> _Extrait du document_

-----

L’État islamique, le Hezbollah et la carte palestinienne

À travers l'attentat qui a frappé le quartier de Bourj el-Brajneh le 12 novembre dernier, l'EI a cherché à attiser les tensions communautaires entre sunnites et chiites afin d'affaiblir le Hezbollah, introduisant ainsi une nouvelle donne. C'est ce que montre l'analyse du chercheur Nicolas Dot-Pouillard, affilié au Wafaw et à l'Ifpo, publiée par le site Middle East Eye.

L'attaque contre Bourj el-Brajneh, « l'une des plus meurtrières depuis la fin de la guerre civile libanaise », avec plus de 44 tués et 239 blessés, « ne peut être isolée d'un contexte global » : un jour plus tard, l'EI vise la France, entre Paris et Saint-Denis. Le 31 octobre 2015, c'est un avion russe qui explosait au-dessus de Charm el-Cheikh, en Égypte. « L'attentat de Bourj el-Brajneh a aussi sa spécificité. En visant une municipalité chiite jouxtant un camp de réfugiés palestiniens du même nom, l'EI a cherché à introduire une nouvelle donne au Liban : attiser les tensions communautaires entre sunnites et chiites afin d'affaiblir le Hezbollah. »

-----

> _Exercice proposé A_
Recopiez mot pour mot le passage de l'extrait sur l'attentat de Bourj el-Brajneh qui va de « À travers l'attentat » à « Middle East Eye. ».
> _Exercice proposé B_
Dans l'extrait sur l'attentat de Bourj el-Brajneh, présentez sous forme de liste plus courte le paragraphe qui commence par « L'attaque contre Bourj el-Brajneh ». Gardez-en les faits principaux.
> _Exercice proposé C_
Répondez brièvement à ces questions sur l'extrait sur l'attentat de Bourj el-Brajneh :
(i) À quelle date l'attentat a-t-il frappé le quartier de Bourj el-Brajneh ?
(ii) Quel site a publié l'analyse de Nicolas Dot-Pouillard ?
(iii) Combien de blessés l'attaque a-t-elle faits ?
Les items n'ont aucun rôle ici.

(Listes de régions et de libellés)
-----

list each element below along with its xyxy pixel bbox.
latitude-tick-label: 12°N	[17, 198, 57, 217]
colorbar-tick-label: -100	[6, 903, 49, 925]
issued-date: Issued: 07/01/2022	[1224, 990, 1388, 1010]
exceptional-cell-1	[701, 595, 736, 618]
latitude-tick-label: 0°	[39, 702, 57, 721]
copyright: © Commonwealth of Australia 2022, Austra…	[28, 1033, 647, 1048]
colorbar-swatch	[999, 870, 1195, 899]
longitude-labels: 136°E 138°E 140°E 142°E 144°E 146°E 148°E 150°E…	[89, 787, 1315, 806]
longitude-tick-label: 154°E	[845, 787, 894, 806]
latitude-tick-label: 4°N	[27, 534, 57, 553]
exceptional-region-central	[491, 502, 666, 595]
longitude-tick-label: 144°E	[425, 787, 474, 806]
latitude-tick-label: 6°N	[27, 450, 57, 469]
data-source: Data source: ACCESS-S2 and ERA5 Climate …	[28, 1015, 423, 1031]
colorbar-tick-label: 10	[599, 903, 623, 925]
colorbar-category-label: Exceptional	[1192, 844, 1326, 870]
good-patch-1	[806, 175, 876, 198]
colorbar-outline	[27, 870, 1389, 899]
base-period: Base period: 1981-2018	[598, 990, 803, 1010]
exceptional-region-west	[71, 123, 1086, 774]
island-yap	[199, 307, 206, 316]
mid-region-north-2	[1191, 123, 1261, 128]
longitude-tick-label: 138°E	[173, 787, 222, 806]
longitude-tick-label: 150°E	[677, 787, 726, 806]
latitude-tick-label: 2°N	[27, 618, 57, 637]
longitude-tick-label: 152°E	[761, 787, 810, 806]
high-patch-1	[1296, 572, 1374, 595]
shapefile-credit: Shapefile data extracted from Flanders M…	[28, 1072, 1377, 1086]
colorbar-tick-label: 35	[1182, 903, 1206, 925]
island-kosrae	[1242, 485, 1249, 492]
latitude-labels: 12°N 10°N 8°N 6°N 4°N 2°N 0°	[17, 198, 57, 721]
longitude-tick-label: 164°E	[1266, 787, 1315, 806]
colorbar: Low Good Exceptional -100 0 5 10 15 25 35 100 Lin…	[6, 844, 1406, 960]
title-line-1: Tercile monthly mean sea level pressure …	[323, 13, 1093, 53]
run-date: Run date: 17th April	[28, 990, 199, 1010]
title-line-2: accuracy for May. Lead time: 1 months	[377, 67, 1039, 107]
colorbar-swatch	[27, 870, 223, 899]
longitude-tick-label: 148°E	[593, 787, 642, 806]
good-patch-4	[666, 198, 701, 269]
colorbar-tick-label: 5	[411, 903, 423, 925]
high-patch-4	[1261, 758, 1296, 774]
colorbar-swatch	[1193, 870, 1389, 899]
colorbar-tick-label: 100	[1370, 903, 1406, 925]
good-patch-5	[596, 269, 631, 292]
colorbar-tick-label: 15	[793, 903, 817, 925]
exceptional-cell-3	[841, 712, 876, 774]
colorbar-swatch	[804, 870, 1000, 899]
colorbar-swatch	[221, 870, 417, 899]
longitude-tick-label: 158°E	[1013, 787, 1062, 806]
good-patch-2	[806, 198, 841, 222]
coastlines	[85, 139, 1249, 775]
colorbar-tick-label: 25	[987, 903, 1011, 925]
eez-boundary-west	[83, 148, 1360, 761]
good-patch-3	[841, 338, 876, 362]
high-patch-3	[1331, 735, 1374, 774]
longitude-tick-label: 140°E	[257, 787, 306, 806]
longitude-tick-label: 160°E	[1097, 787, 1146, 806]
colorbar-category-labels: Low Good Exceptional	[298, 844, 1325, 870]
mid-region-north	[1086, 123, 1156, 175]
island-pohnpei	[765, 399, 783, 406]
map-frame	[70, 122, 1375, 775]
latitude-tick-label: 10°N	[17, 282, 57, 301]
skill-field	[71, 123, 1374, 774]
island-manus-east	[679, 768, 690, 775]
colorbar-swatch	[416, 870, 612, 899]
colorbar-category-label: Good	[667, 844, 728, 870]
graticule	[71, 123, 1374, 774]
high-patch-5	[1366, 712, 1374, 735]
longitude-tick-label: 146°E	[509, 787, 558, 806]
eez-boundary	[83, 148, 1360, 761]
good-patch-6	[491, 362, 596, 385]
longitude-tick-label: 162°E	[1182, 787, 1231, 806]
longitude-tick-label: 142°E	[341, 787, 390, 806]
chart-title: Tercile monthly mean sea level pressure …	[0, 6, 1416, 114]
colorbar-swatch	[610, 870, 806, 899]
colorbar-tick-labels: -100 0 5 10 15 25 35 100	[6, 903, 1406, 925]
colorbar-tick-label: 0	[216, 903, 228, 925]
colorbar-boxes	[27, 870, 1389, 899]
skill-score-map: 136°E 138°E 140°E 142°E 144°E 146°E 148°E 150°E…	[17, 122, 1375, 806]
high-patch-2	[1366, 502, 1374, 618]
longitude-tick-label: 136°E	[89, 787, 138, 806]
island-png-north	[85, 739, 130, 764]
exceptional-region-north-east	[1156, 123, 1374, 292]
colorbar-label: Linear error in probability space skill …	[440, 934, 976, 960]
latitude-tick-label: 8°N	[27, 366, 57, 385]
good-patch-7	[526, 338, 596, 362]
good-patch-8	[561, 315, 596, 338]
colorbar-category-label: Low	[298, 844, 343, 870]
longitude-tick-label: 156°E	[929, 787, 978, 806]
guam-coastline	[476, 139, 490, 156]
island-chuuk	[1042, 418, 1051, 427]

-----

> _Réponse rédigée A_
À travers l'attentat qui a frappé le quartier de Bourj el-Brajneh le 12 novembre dernier, l'EI a cherché à attiser les tensions communautaires entre sunnites et chiites afin d'affaiblir le Hezbollah, introduisant ainsi une nouvelle donne. C'est ce que montre l'analyse du chercheur Nicolas Dot-Pouillard, affilié au Wafaw et à l'Ifpo, publiée par le site Middle East Eye.

> _Réponse rédigée B_
- L'attaque contre Bourj el-Brajneh est l'une des plus meurtrières depuis la fin de la guerre civile libanaise : plus de 44 tués et 239 blessés.
- Elle s'inscrit dans un contexte global. Un jour plus tard, l'EI vise la France, entre Paris et Saint-Denis. Le 31 octobre 2015, un avion russe avait explosé au-dessus de Charm el-Cheikh, en Égypte.
- Elle a aussi sa spécificité. En visant une municipalité chiite voisine d'un camp de réfugiés palestiniens du même nom, l'EI a cherché à attiser les tensions communautaires entre sunnites et chiites pour affaiblir le Hezbollah.

> _Réponse rédigée C_
(i) Le 12 novembre.
(ii) Middle East Eye.
(iii) 239 blessés.